(Saved data entries)
------------------------------
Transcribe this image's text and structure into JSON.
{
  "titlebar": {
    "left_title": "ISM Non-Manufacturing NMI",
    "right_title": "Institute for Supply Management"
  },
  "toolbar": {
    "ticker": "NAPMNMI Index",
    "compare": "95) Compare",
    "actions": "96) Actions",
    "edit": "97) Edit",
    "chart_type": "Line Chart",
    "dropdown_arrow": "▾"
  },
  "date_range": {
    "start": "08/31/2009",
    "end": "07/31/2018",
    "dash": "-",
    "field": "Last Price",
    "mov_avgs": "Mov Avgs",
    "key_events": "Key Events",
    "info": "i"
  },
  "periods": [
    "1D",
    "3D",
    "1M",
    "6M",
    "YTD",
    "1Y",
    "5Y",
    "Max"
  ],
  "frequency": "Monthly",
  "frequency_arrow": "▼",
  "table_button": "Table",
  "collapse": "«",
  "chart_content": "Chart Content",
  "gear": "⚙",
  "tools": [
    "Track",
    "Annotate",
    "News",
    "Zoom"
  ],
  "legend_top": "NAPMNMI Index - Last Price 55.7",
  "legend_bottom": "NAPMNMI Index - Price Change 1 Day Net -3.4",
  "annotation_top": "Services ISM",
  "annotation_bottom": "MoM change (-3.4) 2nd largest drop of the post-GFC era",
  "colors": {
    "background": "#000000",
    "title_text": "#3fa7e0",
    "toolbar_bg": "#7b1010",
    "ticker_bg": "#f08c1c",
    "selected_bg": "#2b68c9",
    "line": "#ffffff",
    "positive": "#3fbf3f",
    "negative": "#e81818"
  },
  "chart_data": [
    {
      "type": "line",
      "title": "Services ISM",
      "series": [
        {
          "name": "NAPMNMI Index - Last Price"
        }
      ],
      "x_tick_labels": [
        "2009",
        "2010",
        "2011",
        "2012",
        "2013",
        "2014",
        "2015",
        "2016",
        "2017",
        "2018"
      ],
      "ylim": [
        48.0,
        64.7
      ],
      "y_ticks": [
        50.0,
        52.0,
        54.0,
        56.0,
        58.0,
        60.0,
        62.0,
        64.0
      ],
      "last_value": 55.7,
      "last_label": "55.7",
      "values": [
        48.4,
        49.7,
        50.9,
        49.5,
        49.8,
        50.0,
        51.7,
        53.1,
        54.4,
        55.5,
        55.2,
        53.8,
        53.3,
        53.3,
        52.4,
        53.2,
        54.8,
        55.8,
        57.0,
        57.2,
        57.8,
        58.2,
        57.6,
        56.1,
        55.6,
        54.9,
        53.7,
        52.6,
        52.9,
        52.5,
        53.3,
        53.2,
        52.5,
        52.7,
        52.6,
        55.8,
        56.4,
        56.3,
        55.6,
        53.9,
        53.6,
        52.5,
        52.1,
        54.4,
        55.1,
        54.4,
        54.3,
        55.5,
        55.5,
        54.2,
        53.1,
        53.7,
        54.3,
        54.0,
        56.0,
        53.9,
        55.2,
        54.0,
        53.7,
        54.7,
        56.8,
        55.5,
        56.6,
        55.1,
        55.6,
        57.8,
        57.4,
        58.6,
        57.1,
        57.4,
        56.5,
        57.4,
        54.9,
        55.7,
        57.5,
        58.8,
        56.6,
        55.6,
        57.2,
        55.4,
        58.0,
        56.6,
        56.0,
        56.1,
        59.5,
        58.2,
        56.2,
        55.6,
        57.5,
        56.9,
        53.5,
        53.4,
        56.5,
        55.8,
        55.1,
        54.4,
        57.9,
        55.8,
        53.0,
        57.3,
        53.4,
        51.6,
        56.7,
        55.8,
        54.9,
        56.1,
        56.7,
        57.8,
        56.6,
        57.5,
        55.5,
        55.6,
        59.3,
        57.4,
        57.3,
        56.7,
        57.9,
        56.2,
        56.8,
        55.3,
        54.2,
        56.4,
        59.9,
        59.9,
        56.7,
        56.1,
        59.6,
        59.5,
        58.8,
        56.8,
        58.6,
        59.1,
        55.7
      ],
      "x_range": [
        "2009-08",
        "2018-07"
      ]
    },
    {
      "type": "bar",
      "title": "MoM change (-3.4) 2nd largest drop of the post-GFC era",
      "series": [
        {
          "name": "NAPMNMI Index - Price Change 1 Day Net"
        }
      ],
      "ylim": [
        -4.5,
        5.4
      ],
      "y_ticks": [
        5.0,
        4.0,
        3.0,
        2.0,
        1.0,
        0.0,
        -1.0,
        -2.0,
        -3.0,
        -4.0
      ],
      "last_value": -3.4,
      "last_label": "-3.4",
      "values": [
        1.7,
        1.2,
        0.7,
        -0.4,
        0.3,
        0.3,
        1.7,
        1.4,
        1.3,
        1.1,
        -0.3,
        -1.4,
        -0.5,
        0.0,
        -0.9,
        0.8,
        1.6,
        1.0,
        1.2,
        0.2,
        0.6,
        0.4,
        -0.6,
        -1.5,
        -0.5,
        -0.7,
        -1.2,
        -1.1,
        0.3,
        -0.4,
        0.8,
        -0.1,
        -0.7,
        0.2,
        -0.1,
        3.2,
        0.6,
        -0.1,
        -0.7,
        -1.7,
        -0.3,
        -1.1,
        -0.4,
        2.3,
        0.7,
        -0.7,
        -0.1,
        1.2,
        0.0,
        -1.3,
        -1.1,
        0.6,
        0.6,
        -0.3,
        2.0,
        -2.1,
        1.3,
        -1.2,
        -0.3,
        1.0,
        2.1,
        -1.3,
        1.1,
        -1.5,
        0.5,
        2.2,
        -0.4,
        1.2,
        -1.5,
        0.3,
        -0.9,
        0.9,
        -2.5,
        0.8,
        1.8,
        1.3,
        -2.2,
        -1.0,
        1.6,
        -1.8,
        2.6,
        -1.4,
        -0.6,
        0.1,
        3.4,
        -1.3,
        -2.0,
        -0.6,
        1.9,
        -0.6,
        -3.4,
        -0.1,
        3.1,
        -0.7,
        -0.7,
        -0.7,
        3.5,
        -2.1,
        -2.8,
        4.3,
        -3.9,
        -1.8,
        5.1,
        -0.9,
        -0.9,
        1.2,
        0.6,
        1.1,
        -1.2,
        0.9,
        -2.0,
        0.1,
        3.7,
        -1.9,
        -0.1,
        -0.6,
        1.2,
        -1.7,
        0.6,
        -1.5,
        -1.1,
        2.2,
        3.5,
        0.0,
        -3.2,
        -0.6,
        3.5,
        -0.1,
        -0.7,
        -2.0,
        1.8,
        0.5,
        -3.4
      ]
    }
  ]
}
------------------------------
## Work required
Using the records above, copy every line that has the word "Index" in it.

## Written solution
    "ticker": "NAPMNMI Index",
  "legend_top": "NAPMNMI Index - Last Price 55.7",
  "legend_bottom": "NAPMNMI Index - Price Change 1 Day Net -3.4",
          "name": "NAPMNMI Index - Last Price"
          "name": "NAPMNMI Index - Price Change 1 Day Net"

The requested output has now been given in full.